* [Objective]: Set out each line from the following listing that includes the word "JSON".

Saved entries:

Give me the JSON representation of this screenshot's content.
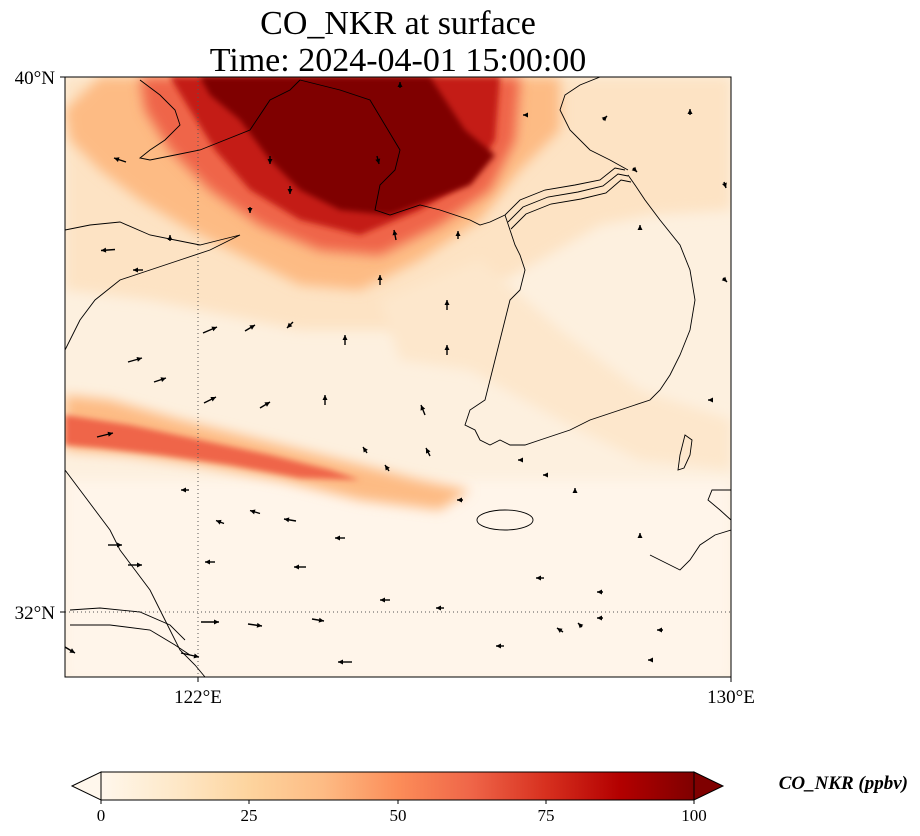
{
  "title": {
    "line1": "CO_NKR at surface",
    "line2": "Time: 2024-04-01 15:00:00"
  },
  "map": {
    "lat_ticks": [
      "40°N",
      "32°N"
    ],
    "lon_ticks": [
      "122°E",
      "130°E"
    ],
    "extent": {
      "lon": [
        120,
        130
      ],
      "lat": [
        31,
        40
      ]
    },
    "gridlines": "dotted at 122°E and 32°N"
  },
  "colorbar": {
    "title": "CO_NKR (ppbv)",
    "ticks": [
      "0",
      "25",
      "50",
      "75",
      "100"
    ],
    "range": [
      0,
      100
    ],
    "colormap": "OrRd",
    "extend": "both",
    "colors": [
      "#fff7ec",
      "#fee8c8",
      "#fdd49e",
      "#fdbb84",
      "#fc8d59",
      "#ef6548",
      "#d7301f",
      "#b30000",
      "#7f0000"
    ]
  },
  "chart_data": {
    "type": "heatmap",
    "variable": "CO_NKR",
    "units": "ppbv",
    "description_values": [
      {
        "region": "northern Yellow Sea / Bohai (near 39–40°N, 121–126°E)",
        "value_ppbv": 100
      },
      {
        "region": "southwest-northeast band near 34°N, 120–126°E",
        "value_ppbv": 50
      },
      {
        "region": "central Yellow Sea",
        "value_ppbv": 15
      },
      {
        "region": "south (East China Sea)",
        "value_ppbv": 3
      }
    ]
  }
}
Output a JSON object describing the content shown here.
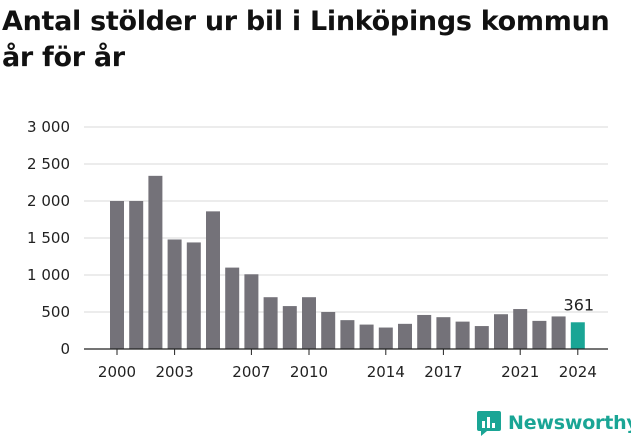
{
  "chart_data": {
    "type": "bar",
    "title": "Antal stölder ur bil i Linköpings kommun år för år",
    "categories": [
      2000,
      2001,
      2002,
      2003,
      2004,
      2005,
      2006,
      2007,
      2008,
      2009,
      2010,
      2011,
      2012,
      2013,
      2014,
      2015,
      2016,
      2017,
      2018,
      2019,
      2020,
      2021,
      2022,
      2023,
      2024
    ],
    "values": [
      2000,
      2000,
      2340,
      1480,
      1440,
      1860,
      1100,
      1010,
      700,
      580,
      700,
      500,
      390,
      330,
      290,
      340,
      460,
      430,
      370,
      310,
      470,
      540,
      380,
      440,
      361
    ],
    "xtick_labels": [
      "2000",
      "2003",
      "2007",
      "2010",
      "2014",
      "2017",
      "2021",
      "2024"
    ],
    "ytick_labels": [
      "0",
      "500",
      "1 000",
      "1 500",
      "2 000",
      "2 500",
      "3 000"
    ],
    "ylim": [
      0,
      3000
    ],
    "grid": true,
    "highlight": {
      "category": 2024,
      "label": "361",
      "color": "#1aa595"
    },
    "bar_color": "#747279"
  },
  "brand": {
    "name": "Newsworthy",
    "color": "#1aa595",
    "icon": "newsworthy-logo-icon"
  }
}
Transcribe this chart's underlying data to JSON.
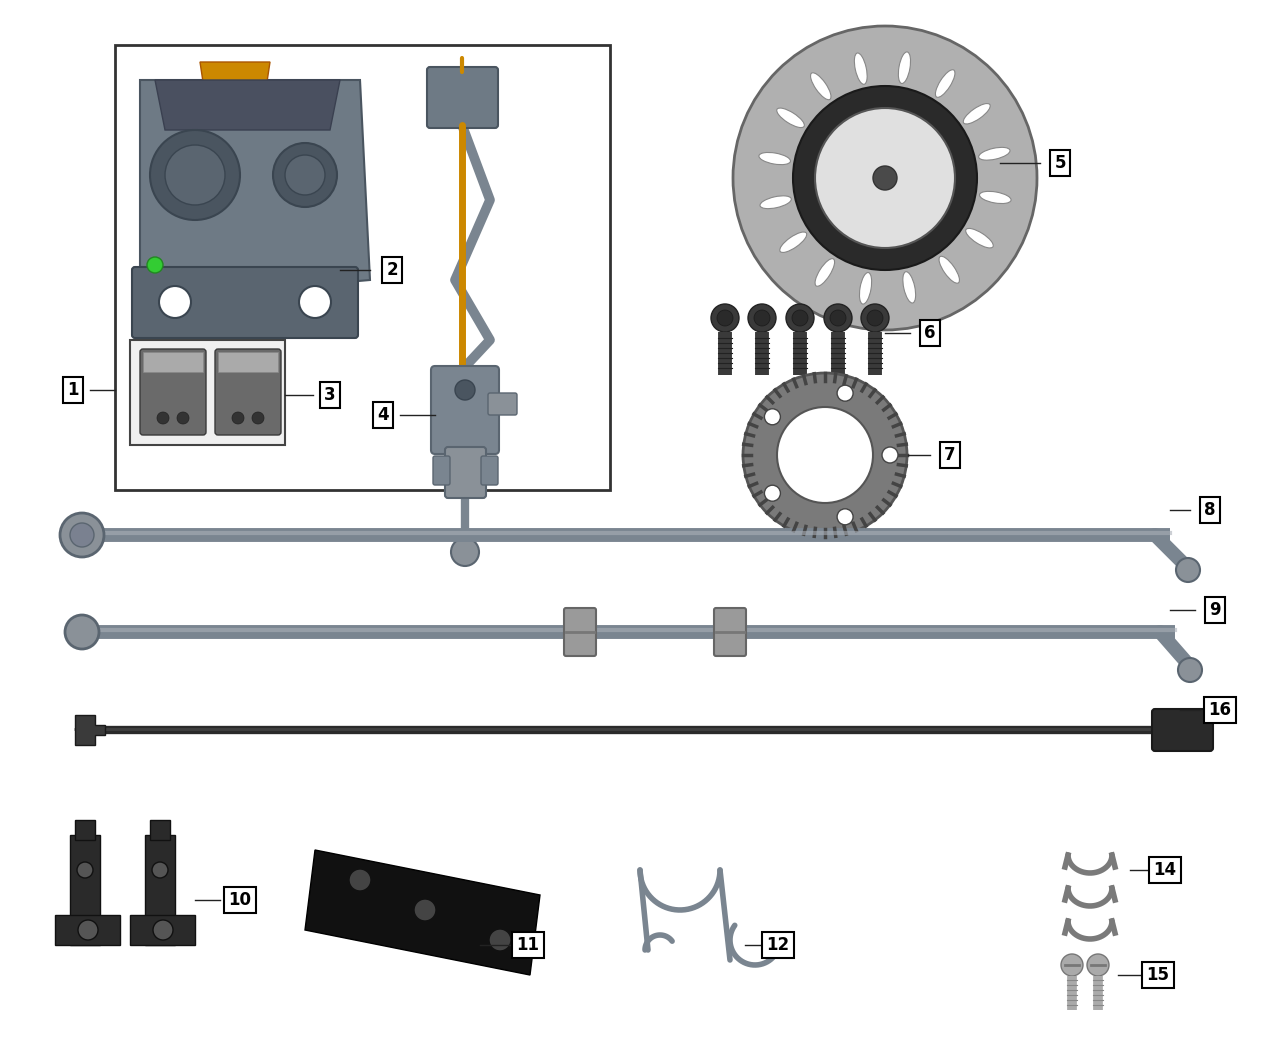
{
  "bg_color": "#ffffff",
  "figsize": [
    12.8,
    10.63
  ],
  "dpi": 100,
  "gray1": "#7a8590",
  "gray2": "#5a6570",
  "gray3": "#9aA0a8",
  "dark1": "#3a3a3a",
  "dark2": "#2a2a2a",
  "orange1": "#cc8800",
  "black1": "#1a1a1a",
  "lgray": "#b0b8c0"
}
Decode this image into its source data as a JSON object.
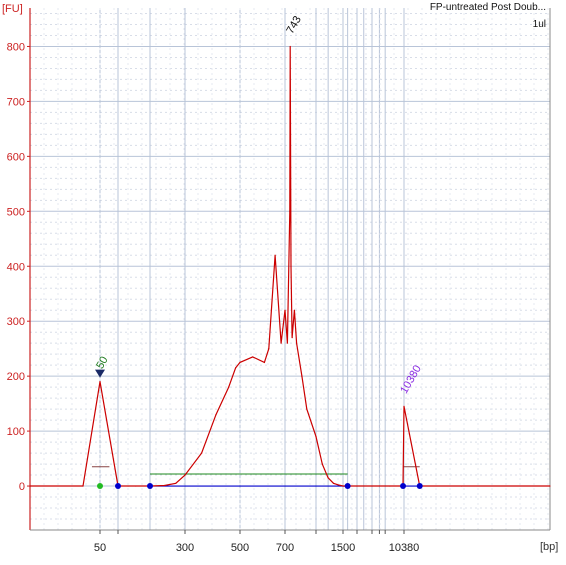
{
  "chart_data": {
    "type": "line",
    "title": "FP-untreated Post Doub...",
    "subtitle": "1ul",
    "ylabel": "[FU]",
    "xlabel": "[bp]",
    "x_scale": "electropherogram (nonlinear bp)",
    "ylim": [
      -80,
      870
    ],
    "y_ticks": [
      0,
      100,
      200,
      300,
      400,
      500,
      600,
      700,
      800
    ],
    "x_tick_labels": [
      "50",
      "300",
      "500",
      "700",
      "1500",
      "10380"
    ],
    "grid": true,
    "series": [
      {
        "color": "#cc0000",
        "x": [
          20,
          40,
          50,
          60,
          80,
          100,
          150,
          200,
          250,
          300,
          350,
          400,
          450,
          480,
          500,
          550,
          600,
          620,
          650,
          680,
          700,
          720,
          740,
          743,
          745,
          750,
          760,
          780,
          800,
          850,
          900,
          1000,
          1100,
          1200,
          1300,
          1400,
          1500,
          1700,
          2000,
          3000,
          6000,
          9000,
          10000,
          10380,
          10800,
          12000,
          15000
        ],
        "y": [
          0,
          0,
          190,
          0,
          0,
          0,
          0,
          1,
          5,
          20,
          60,
          130,
          180,
          215,
          225,
          235,
          225,
          250,
          420,
          260,
          320,
          260,
          500,
          800,
          700,
          400,
          270,
          320,
          260,
          200,
          140,
          90,
          40,
          15,
          5,
          2,
          0,
          0,
          0,
          0,
          0,
          0,
          0,
          145,
          0,
          0,
          0
        ]
      }
    ],
    "peak_labels": [
      {
        "text": "50",
        "color": "#1e7a1e"
      },
      {
        "text": "743",
        "color": "#111111"
      },
      {
        "text": "10380",
        "color": "#8a2be2"
      }
    ],
    "colors": {
      "axis": "#cc2222",
      "grid_major": "#b8c4d8",
      "grid_minor": "#d8dde8",
      "baseline_region": "#0000cc",
      "smear_region": "#1e8a1e"
    }
  }
}
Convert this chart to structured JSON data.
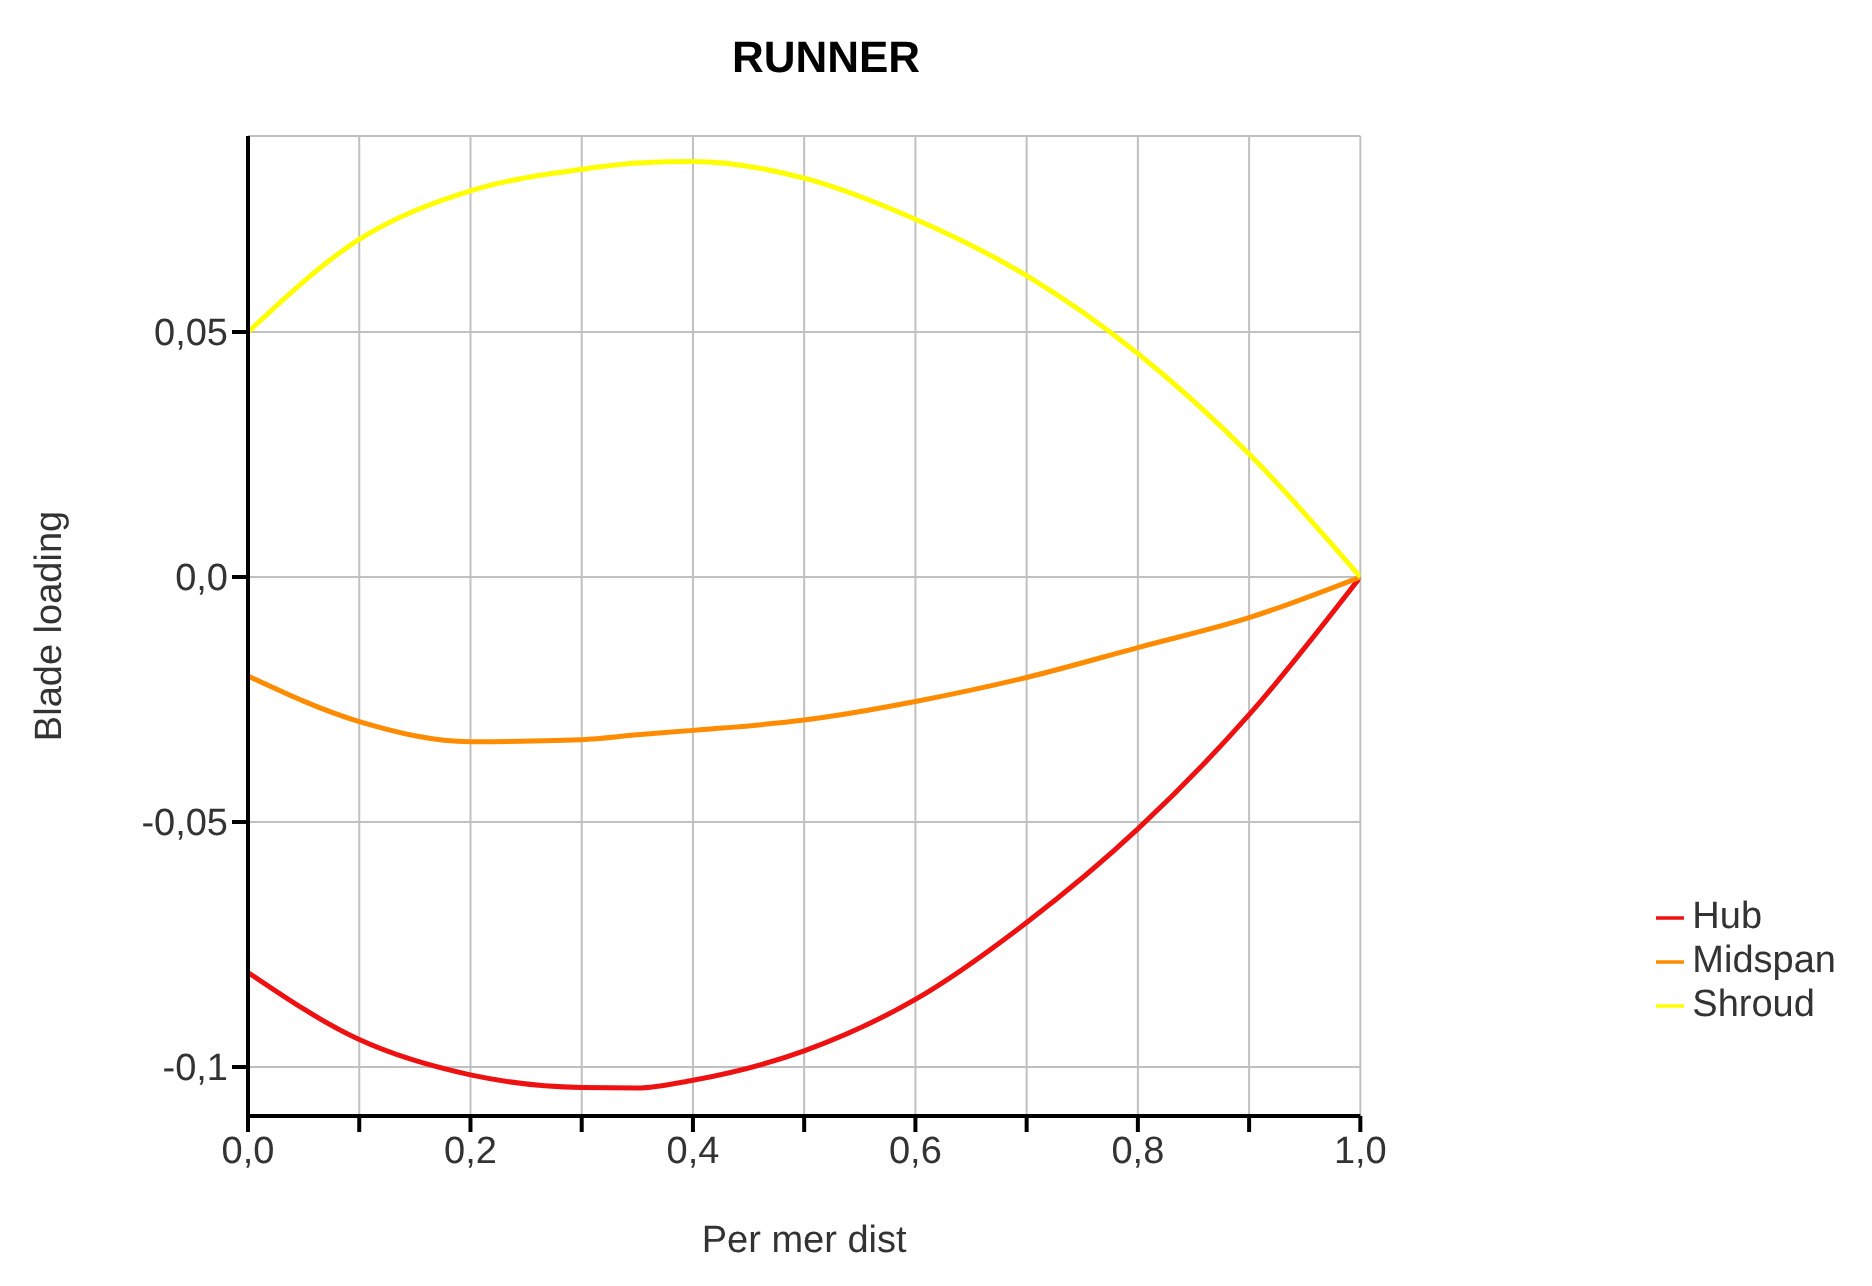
{
  "chart_data": {
    "type": "line",
    "title": "RUNNER",
    "xlabel": "Per mer dist",
    "ylabel": "Blade loading",
    "x": [
      0,
      0.1,
      0.2,
      0.3,
      0.35,
      0.4,
      0.5,
      0.6,
      0.7,
      0.8,
      0.9,
      1.0
    ],
    "series": [
      {
        "name": "Hub",
        "color": "#ee1111",
        "values": [
          -0.0807,
          -0.0944,
          -0.1016,
          -0.1042,
          -0.1043,
          -0.1027,
          -0.0967,
          -0.0862,
          -0.0705,
          -0.0514,
          -0.0281,
          0
        ]
      },
      {
        "name": "Midspan",
        "color": "#ff8c00",
        "values": [
          -0.0202,
          -0.0295,
          -0.0336,
          -0.0332,
          -0.0322,
          -0.0313,
          -0.0292,
          -0.0254,
          -0.0205,
          -0.0144,
          -0.0083,
          0
        ]
      },
      {
        "name": "Shroud",
        "color": "#ffff00",
        "values": [
          0.05,
          0.0689,
          0.0788,
          0.0832,
          0.0845,
          0.0848,
          0.0814,
          0.073,
          0.0615,
          0.0456,
          0.0251,
          0
        ]
      }
    ],
    "xlim": [
      0,
      1
    ],
    "xticks": [
      {
        "value": 0,
        "label": "0,0"
      },
      {
        "value": 0.1,
        "label": null
      },
      {
        "value": 0.2,
        "label": "0,2"
      },
      {
        "value": 0.3,
        "label": null
      },
      {
        "value": 0.4,
        "label": "0,4"
      },
      {
        "value": 0.5,
        "label": null
      },
      {
        "value": 0.6,
        "label": "0,6"
      },
      {
        "value": 0.7,
        "label": null
      },
      {
        "value": 0.8,
        "label": "0,8"
      },
      {
        "value": 0.9,
        "label": null
      },
      {
        "value": 1,
        "label": "1,0"
      }
    ],
    "ylim": [
      -0.11,
      0.09
    ],
    "yticks": [
      {
        "value": -0.1,
        "label": "-0,1"
      },
      {
        "value": -0.05,
        "label": "-0,05"
      },
      {
        "value": 0,
        "label": "0,0"
      },
      {
        "value": 0.05,
        "label": "0,05"
      }
    ],
    "grid": true,
    "legend": "right",
    "marker": "none",
    "line_style": "solid"
  }
}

* [Reply to the task]:
Give me the JSON representation of this screenshot's content.
Output a JSON object describing the content shown here.
Transcribe this chart's underlying data to JSON.
Decode this image into its source data as a JSON object.
Convert this chart to structured JSON data.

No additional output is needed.